_What is required_:
Please give the listing again in its entirety, exactly as written.

══ The input

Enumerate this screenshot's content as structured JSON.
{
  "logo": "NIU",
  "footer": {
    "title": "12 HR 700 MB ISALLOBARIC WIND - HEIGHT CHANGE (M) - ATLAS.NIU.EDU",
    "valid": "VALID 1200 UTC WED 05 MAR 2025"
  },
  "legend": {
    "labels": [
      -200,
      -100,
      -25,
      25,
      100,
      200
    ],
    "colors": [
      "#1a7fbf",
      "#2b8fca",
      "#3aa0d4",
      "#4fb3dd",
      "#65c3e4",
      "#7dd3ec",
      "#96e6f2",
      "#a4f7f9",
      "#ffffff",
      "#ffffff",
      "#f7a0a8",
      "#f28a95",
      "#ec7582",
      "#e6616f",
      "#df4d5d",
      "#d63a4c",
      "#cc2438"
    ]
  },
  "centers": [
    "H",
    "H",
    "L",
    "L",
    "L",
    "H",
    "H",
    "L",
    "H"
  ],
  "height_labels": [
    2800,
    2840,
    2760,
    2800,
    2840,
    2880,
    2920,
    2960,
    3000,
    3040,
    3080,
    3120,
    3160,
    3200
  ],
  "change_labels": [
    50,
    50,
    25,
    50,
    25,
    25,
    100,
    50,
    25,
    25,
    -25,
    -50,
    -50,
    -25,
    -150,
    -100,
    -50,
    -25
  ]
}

════

_Written answer_:
Enumerate this screenshot's content as structured JSON.
{
  "logo": "NIU",
  "footer": {
    "title": "12 HR 700 MB ISALLOBARIC WIND - HEIGHT CHANGE (M) - ATLAS.NIU.EDU",
    "valid": "VALID 1200 UTC WED 05 MAR 2025"
  },
  "legend": {
    "labels": [
      -200,
      -100,
      -25,
      25,
      100,
      200
    ],
    "colors": [
      "#1a7fbf",
      "#2b8fca",
      "#3aa0d4",
      "#4fb3dd",
      "#65c3e4",
      "#7dd3ec",
      "#96e6f2",
      "#a4f7f9",
      "#ffffff",
      "#ffffff",
      "#f7a0a8",
      "#f28a95",
      "#ec7582",
      "#e6616f",
      "#df4d5d",
      "#d63a4c",
      "#cc2438"
    ]
  },
  "centers": [
    "H",
    "H",
    "L",
    "L",
    "L",
    "H",
    "H",
    "L",
    "H"
  ],
  "height_labels": [
    2800,
    2840,
    2760,
    2800,
    2840,
    2880,
    2920,
    2960,
    3000,
    3040,
    3080,
    3120,
    3160,
    3200
  ],
  "change_labels": [
    50,
    50,
    25,
    50,
    25,
    25,
    100,
    50,
    25,
    25,
    -25,
    -50,
    -50,
    -25,
    -150,
    -100,
    -50,
    -25
  ]
}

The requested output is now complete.